GIVEN INSTRUCTION: Pull out every line with the word "screenshot".

DATA LISTING:
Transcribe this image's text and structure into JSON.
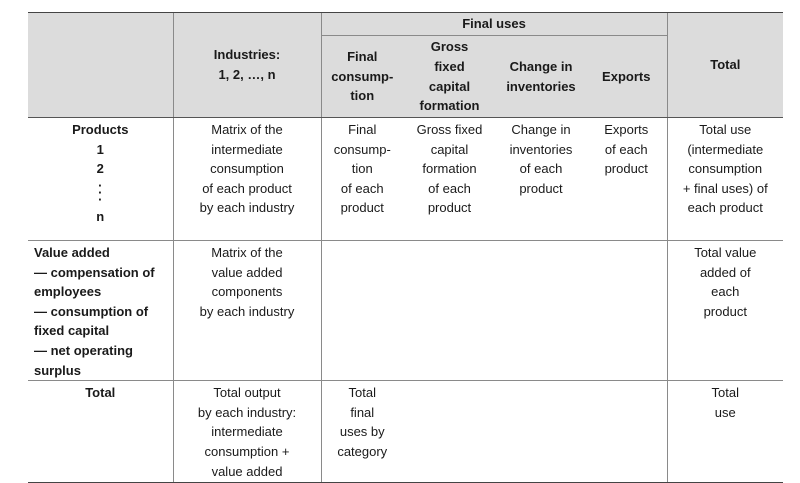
{
  "header": {
    "final_uses": "Final uses",
    "industries": [
      "Industries:",
      "1, 2, …, n"
    ],
    "final_consumption": [
      "Final",
      "consump-",
      "tion"
    ],
    "gfcf": [
      "Gross",
      "fixed",
      "capital",
      "formation"
    ],
    "change_inventories": [
      "Change in",
      "inventories"
    ],
    "exports": "Exports",
    "total": "Total"
  },
  "rows": {
    "products": {
      "label": [
        "Products",
        "1",
        "2",
        "⋮",
        "n"
      ],
      "industries": [
        "Matrix of the",
        "intermediate",
        "consumption",
        "of each product",
        "by  each industry"
      ],
      "final_consumption": [
        "Final",
        "consump-",
        "tion",
        "of each",
        "product"
      ],
      "gfcf": [
        "Gross  fixed",
        "capital",
        "formation",
        "of each",
        "product"
      ],
      "change_inventories": [
        "Change in",
        "inventories",
        "of each",
        "product"
      ],
      "exports": [
        "Exports",
        "of each",
        "product"
      ],
      "total": [
        "Total use",
        "(intermediate",
        "consumption",
        "+ final uses) of",
        "each product"
      ]
    },
    "value_added": {
      "label": [
        "Value added",
        "— compensation of",
        "employees",
        "— consumption of",
        "fixed capital",
        "— net operating",
        "surplus"
      ],
      "industries": [
        "Matrix of the",
        "value added",
        "components",
        "by each industry"
      ],
      "total": [
        "Total value",
        "added of",
        "each",
        "product"
      ]
    },
    "total": {
      "label": "Total",
      "industries": [
        "Total output",
        "by each industry:",
        "intermediate",
        "consumption +",
        "value added"
      ],
      "final_consumption": [
        "Total",
        "final",
        "uses by",
        "category"
      ],
      "total": [
        "Total",
        "use"
      ]
    }
  }
}
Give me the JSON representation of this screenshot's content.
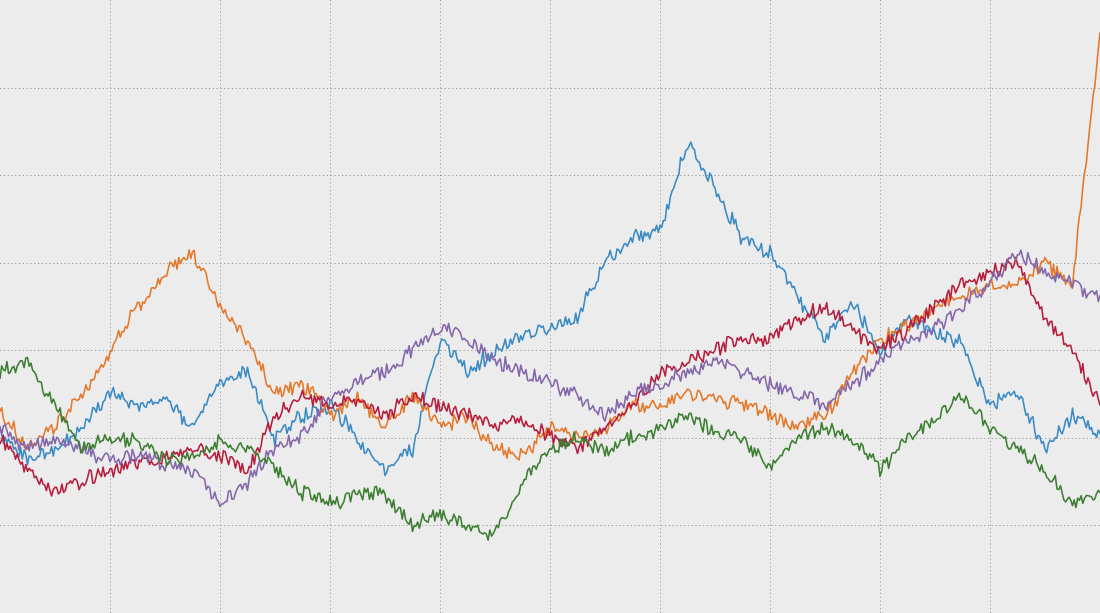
{
  "chart_data": {
    "type": "line",
    "title": "",
    "xlabel": "",
    "ylabel": "",
    "grid": true,
    "xlim": [
      0,
      1000
    ],
    "ylim": [
      -1.2,
      1.6
    ],
    "x_gridlines": [
      100,
      200,
      300,
      400,
      500,
      600,
      700,
      800,
      900
    ],
    "y_gridlines": [
      -0.8,
      -0.4,
      0.0,
      0.4,
      0.8,
      1.2
    ],
    "x": [
      0,
      25,
      50,
      75,
      100,
      125,
      150,
      175,
      200,
      225,
      250,
      275,
      300,
      325,
      350,
      375,
      400,
      425,
      450,
      475,
      500,
      525,
      550,
      575,
      600,
      625,
      650,
      675,
      700,
      725,
      750,
      775,
      800,
      825,
      850,
      875,
      900,
      925,
      950,
      975,
      1000
    ],
    "series": [
      {
        "color": "#3a8bc4",
        "values": [
          -0.38,
          -0.5,
          -0.45,
          -0.35,
          -0.2,
          -0.25,
          -0.22,
          -0.35,
          -0.15,
          -0.1,
          -0.4,
          -0.3,
          -0.25,
          -0.4,
          -0.55,
          -0.45,
          0.05,
          -0.1,
          0.0,
          0.07,
          0.1,
          0.15,
          0.4,
          0.52,
          0.55,
          0.95,
          0.75,
          0.5,
          0.45,
          0.25,
          0.05,
          0.22,
          -0.02,
          0.15,
          0.08,
          0.03,
          -0.25,
          -0.18,
          -0.45,
          -0.3,
          -0.38
        ]
      },
      {
        "color": "#e4792b",
        "values": [
          -0.28,
          -0.45,
          -0.35,
          -0.2,
          0.0,
          0.2,
          0.35,
          0.45,
          0.2,
          0.05,
          -0.2,
          -0.15,
          -0.3,
          -0.22,
          -0.35,
          -0.2,
          -0.35,
          -0.3,
          -0.45,
          -0.48,
          -0.35,
          -0.4,
          -0.35,
          -0.25,
          -0.25,
          -0.2,
          -0.22,
          -0.25,
          -0.3,
          -0.35,
          -0.3,
          -0.1,
          0.05,
          0.12,
          0.2,
          0.25,
          0.3,
          0.3,
          0.4,
          0.3,
          1.45
        ]
      },
      {
        "color": "#b51e3d",
        "values": [
          -0.4,
          -0.55,
          -0.65,
          -0.6,
          -0.55,
          -0.52,
          -0.5,
          -0.45,
          -0.48,
          -0.55,
          -0.3,
          -0.2,
          -0.25,
          -0.22,
          -0.3,
          -0.2,
          -0.25,
          -0.3,
          -0.35,
          -0.3,
          -0.4,
          -0.45,
          -0.35,
          -0.25,
          -0.1,
          -0.05,
          0.0,
          0.05,
          0.05,
          0.15,
          0.2,
          0.1,
          0.0,
          0.1,
          0.2,
          0.3,
          0.35,
          0.4,
          0.15,
          0.0,
          -0.25
        ]
      },
      {
        "color": "#8467ab",
        "values": [
          -0.35,
          -0.45,
          -0.4,
          -0.45,
          -0.5,
          -0.48,
          -0.52,
          -0.55,
          -0.7,
          -0.6,
          -0.45,
          -0.4,
          -0.2,
          -0.15,
          -0.1,
          0.0,
          0.1,
          0.05,
          -0.05,
          -0.1,
          -0.15,
          -0.2,
          -0.3,
          -0.2,
          -0.15,
          -0.1,
          -0.05,
          -0.1,
          -0.15,
          -0.2,
          -0.25,
          -0.15,
          -0.05,
          0.05,
          0.1,
          0.2,
          0.3,
          0.45,
          0.35,
          0.3,
          0.25
        ]
      },
      {
        "color": "#3d7f32",
        "values": [
          -0.1,
          -0.05,
          -0.25,
          -0.45,
          -0.4,
          -0.42,
          -0.5,
          -0.48,
          -0.42,
          -0.45,
          -0.55,
          -0.65,
          -0.7,
          -0.65,
          -0.65,
          -0.8,
          -0.75,
          -0.8,
          -0.85,
          -0.6,
          -0.45,
          -0.4,
          -0.45,
          -0.4,
          -0.35,
          -0.3,
          -0.38,
          -0.4,
          -0.55,
          -0.4,
          -0.35,
          -0.4,
          -0.55,
          -0.4,
          -0.3,
          -0.2,
          -0.35,
          -0.45,
          -0.55,
          -0.7,
          -0.65
        ]
      }
    ]
  }
}
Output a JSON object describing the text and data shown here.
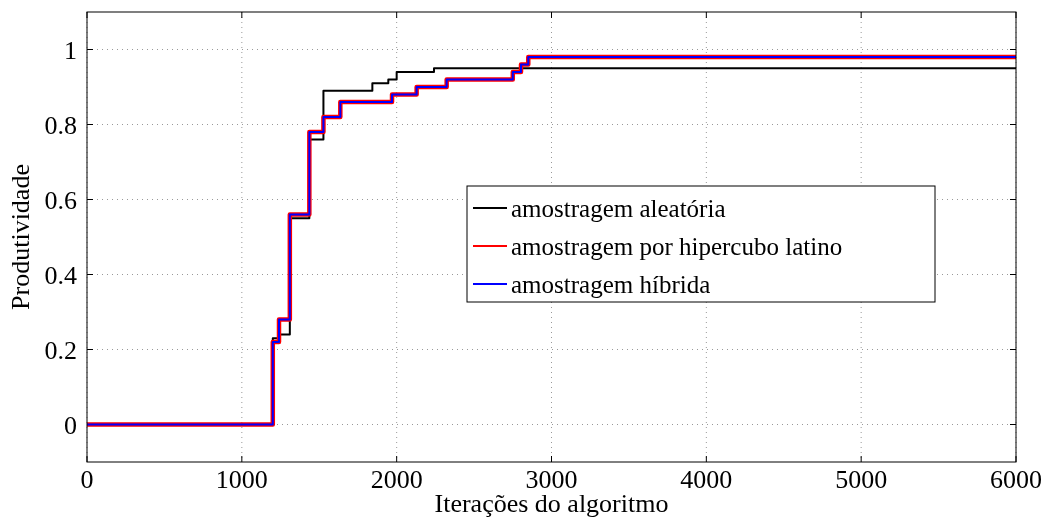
{
  "chart_data": {
    "type": "step",
    "xlabel": "Iterações do algoritmo",
    "ylabel": "Produtividade",
    "xlim": [
      0,
      6000
    ],
    "ylim": [
      -0.1,
      1.1
    ],
    "xticks": [
      0,
      1000,
      2000,
      3000,
      4000,
      5000,
      6000
    ],
    "yticks": [
      0,
      0.2,
      0.4,
      0.6,
      0.8,
      1
    ],
    "grid": true,
    "legend": "right",
    "line_style": "solid",
    "marker": "none",
    "series": [
      {
        "name": "amostragem aleatória",
        "color": "#000000",
        "x": [
          0,
          1200,
          1240,
          1310,
          1436,
          1527,
          1843,
          1946,
          2000,
          2241,
          6000
        ],
        "values": [
          0,
          0.23,
          0.24,
          0.55,
          0.76,
          0.89,
          0.91,
          0.92,
          0.94,
          0.95,
          0.95
        ]
      },
      {
        "name": "amostragem por hipercubo latino",
        "color": "#ff0000",
        "x": [
          0,
          1200,
          1240,
          1310,
          1436,
          1527,
          1636,
          1970,
          2129,
          2323,
          2750,
          2803,
          2850,
          6000
        ],
        "values": [
          0,
          0.22,
          0.28,
          0.56,
          0.78,
          0.82,
          0.86,
          0.88,
          0.9,
          0.92,
          0.94,
          0.96,
          0.98,
          0.98
        ]
      },
      {
        "name": "amostragem híbrida",
        "color": "#0000ff",
        "x": [
          0,
          1200,
          1240,
          1310,
          1436,
          1527,
          1636,
          1970,
          2129,
          2323,
          2750,
          2803,
          2850,
          6000
        ],
        "values": [
          0,
          0.22,
          0.28,
          0.56,
          0.78,
          0.82,
          0.86,
          0.88,
          0.9,
          0.92,
          0.94,
          0.96,
          0.98,
          0.98
        ]
      }
    ]
  }
}
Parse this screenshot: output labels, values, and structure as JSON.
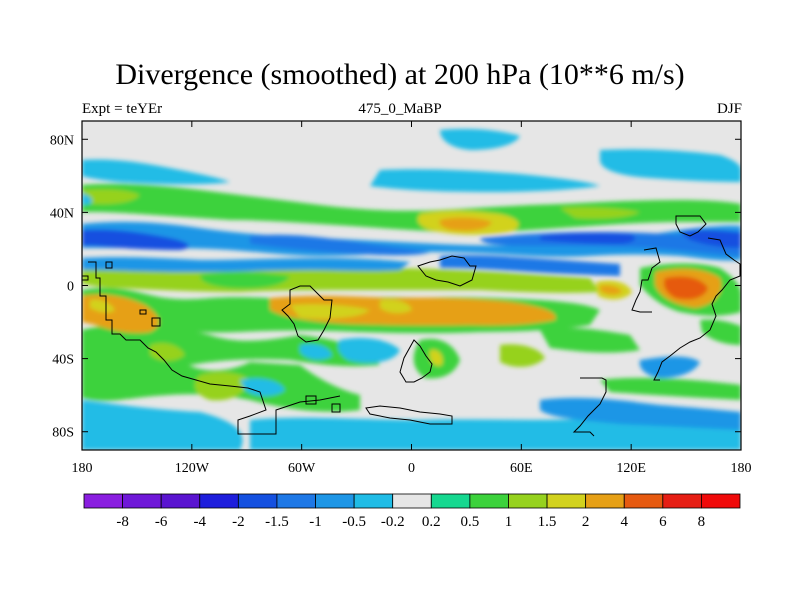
{
  "title": "Divergence (smoothed) at 200 hPa (10**6 m/s)",
  "subtitle_left": "Expt = teYEr",
  "subtitle_center": "475_0_MaBP",
  "subtitle_right": "DJF",
  "background_color": "#e6e6e6",
  "lat_labels": [
    "80N",
    "40N",
    "0",
    "40S",
    "80S"
  ],
  "lon_labels": [
    "180",
    "120W",
    "60W",
    "0",
    "60E",
    "120E",
    "180"
  ],
  "colorbar": {
    "labels": [
      "-8",
      "-6",
      "-4",
      "-2",
      "-1.5",
      "-1",
      "-0.5",
      "-0.2",
      "0.2",
      "0.5",
      "1",
      "1.5",
      "2",
      "4",
      "6",
      "8"
    ],
    "colors": [
      "#8a1ee0",
      "#6f18d8",
      "#5a14d0",
      "#1e1edc",
      "#1450e0",
      "#1e78e6",
      "#1e96e6",
      "#20bce6",
      "#e6e6e6",
      "#16d890",
      "#3cd23c",
      "#96d21e",
      "#d2d21e",
      "#e6a016",
      "#e65a10",
      "#e61e14",
      "#f00a0a"
    ]
  },
  "chart_data": {
    "type": "heatmap",
    "title": "Divergence (smoothed) at 200 hPa (10**6 m/s)",
    "units": "10**6 m/s",
    "level": "200 hPa",
    "experiment": "teYEr",
    "time": "475_0_MaBP",
    "season": "DJF",
    "xlim": [
      -180,
      180
    ],
    "ylim": [
      -90,
      90
    ],
    "x_ticks": [
      -180,
      -120,
      -60,
      0,
      60,
      120,
      180
    ],
    "y_ticks": [
      80,
      40,
      0,
      -40,
      -80
    ],
    "contour_levels": [
      -8,
      -6,
      -4,
      -2,
      -1.5,
      -1,
      -0.5,
      -0.2,
      0.2,
      0.5,
      1,
      1.5,
      2,
      4,
      6,
      8
    ],
    "features": [
      {
        "lon_range": [
          -180,
          180
        ],
        "lat_range": [
          28,
          50
        ],
        "value": 1,
        "note": "positive band"
      },
      {
        "lon_range": [
          -180,
          180
        ],
        "lat_range": [
          10,
          28
        ],
        "value": -1.5,
        "note": "negative band"
      },
      {
        "lon_range": [
          -180,
          180
        ],
        "lat_range": [
          -30,
          -5
        ],
        "value": 1.5,
        "note": "southern positive band"
      },
      {
        "lon_range": [
          140,
          180
        ],
        "lat_range": [
          -5,
          5
        ],
        "value": 4,
        "note": "max near dateline"
      }
    ]
  }
}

THE SOLUTION:
Give me the JSON representation of this screenshot's content.
Parse this screenshot: output labels, values, and structure as JSON.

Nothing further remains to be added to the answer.